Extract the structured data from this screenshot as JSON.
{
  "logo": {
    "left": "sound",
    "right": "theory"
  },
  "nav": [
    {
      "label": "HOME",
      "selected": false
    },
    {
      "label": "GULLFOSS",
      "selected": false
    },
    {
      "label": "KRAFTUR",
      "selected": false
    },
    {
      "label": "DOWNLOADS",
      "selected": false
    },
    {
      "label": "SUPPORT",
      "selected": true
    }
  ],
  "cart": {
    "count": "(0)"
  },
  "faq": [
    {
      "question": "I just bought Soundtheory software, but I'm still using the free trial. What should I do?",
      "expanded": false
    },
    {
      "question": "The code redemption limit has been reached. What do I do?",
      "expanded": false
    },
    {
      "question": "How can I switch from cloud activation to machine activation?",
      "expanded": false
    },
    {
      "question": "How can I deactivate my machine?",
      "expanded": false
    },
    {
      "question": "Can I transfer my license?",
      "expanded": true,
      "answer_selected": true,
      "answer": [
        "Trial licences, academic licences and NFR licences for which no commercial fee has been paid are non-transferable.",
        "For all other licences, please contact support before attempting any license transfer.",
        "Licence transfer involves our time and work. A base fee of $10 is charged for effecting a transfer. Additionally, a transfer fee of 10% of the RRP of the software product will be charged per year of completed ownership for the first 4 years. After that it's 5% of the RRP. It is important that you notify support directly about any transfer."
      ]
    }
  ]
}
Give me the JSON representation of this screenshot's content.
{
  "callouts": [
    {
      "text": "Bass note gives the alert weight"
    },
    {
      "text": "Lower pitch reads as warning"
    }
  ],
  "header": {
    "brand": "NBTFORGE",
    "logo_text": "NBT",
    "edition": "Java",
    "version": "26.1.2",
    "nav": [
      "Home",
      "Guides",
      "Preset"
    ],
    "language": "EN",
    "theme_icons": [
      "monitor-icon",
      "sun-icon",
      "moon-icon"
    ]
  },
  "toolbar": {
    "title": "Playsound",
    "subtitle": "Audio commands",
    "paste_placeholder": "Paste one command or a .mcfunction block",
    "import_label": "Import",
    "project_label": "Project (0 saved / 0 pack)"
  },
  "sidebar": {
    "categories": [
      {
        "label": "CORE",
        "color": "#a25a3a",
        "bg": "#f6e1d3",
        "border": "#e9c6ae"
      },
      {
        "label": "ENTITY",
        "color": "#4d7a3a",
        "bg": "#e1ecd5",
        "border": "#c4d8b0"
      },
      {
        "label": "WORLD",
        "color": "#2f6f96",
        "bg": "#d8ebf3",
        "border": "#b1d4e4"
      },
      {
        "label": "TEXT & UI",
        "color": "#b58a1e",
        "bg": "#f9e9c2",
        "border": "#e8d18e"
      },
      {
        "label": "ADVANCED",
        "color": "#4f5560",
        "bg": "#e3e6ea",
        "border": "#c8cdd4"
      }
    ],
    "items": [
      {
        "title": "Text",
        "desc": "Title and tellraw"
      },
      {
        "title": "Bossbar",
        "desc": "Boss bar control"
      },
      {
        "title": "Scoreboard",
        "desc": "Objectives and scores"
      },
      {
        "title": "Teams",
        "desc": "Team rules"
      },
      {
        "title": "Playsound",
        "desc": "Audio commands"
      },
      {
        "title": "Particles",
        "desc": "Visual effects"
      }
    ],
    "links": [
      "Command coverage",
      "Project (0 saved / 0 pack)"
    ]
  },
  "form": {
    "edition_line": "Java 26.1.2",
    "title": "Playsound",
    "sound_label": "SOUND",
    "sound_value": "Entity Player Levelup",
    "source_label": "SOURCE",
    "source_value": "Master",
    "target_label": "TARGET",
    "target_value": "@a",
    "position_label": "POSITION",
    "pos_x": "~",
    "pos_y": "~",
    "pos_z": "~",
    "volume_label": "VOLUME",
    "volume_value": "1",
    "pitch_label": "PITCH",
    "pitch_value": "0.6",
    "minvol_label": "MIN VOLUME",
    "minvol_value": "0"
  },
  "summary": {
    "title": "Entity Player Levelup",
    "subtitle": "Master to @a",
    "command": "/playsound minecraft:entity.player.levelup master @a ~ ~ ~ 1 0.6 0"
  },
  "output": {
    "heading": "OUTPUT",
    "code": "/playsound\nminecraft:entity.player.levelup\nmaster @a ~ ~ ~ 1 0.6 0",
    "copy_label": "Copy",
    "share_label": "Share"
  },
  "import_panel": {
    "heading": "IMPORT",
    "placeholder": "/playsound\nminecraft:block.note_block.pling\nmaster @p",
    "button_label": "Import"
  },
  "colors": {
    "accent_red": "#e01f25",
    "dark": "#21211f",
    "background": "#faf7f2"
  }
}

···

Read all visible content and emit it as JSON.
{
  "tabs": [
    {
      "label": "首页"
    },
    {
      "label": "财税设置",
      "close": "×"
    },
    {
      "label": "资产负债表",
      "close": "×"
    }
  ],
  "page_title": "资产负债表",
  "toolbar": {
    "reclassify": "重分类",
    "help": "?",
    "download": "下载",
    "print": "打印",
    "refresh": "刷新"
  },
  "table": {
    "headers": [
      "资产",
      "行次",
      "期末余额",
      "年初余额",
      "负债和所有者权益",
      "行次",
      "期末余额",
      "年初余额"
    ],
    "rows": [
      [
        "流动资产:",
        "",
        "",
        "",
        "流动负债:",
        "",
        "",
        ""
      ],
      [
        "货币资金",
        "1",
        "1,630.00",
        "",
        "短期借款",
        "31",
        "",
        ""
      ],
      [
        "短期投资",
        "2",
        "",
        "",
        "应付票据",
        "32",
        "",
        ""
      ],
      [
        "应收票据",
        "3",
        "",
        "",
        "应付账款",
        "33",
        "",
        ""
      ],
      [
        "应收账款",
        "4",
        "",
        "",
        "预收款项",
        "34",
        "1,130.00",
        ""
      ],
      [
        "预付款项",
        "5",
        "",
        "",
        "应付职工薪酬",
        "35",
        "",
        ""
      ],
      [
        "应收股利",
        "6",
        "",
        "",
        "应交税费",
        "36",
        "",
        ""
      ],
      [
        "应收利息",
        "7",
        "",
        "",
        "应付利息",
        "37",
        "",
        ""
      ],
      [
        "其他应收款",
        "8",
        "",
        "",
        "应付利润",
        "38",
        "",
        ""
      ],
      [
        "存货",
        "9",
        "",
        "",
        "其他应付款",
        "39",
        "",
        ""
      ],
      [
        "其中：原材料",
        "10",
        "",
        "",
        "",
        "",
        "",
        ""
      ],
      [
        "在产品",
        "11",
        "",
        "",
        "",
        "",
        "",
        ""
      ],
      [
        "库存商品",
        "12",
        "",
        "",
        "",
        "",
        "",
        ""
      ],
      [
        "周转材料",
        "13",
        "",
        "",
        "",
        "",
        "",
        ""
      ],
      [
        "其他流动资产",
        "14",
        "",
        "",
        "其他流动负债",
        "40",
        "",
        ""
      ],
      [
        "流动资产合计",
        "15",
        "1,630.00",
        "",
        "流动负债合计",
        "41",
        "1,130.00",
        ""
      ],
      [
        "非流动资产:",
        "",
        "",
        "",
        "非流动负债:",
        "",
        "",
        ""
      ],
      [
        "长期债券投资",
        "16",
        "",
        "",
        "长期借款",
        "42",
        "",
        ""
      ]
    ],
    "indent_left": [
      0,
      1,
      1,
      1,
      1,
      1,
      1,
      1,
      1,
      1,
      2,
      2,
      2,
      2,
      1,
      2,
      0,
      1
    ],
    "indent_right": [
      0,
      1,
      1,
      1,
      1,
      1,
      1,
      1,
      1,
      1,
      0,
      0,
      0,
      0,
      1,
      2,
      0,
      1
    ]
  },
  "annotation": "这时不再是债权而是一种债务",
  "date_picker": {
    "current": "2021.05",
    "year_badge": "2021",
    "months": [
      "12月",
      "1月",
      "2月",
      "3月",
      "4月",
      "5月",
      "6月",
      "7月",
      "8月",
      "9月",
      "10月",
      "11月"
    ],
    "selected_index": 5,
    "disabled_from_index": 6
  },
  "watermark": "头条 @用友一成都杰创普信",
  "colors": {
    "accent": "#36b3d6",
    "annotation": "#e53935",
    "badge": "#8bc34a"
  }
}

···

The lines to collect are those holding the string "been"; copy them all.

      "question": "The code redemption limit has been reached. What do I do?",
        "Trial licences, academic licences and NFR licences for which no commercial fee has been paid are non-transferable.",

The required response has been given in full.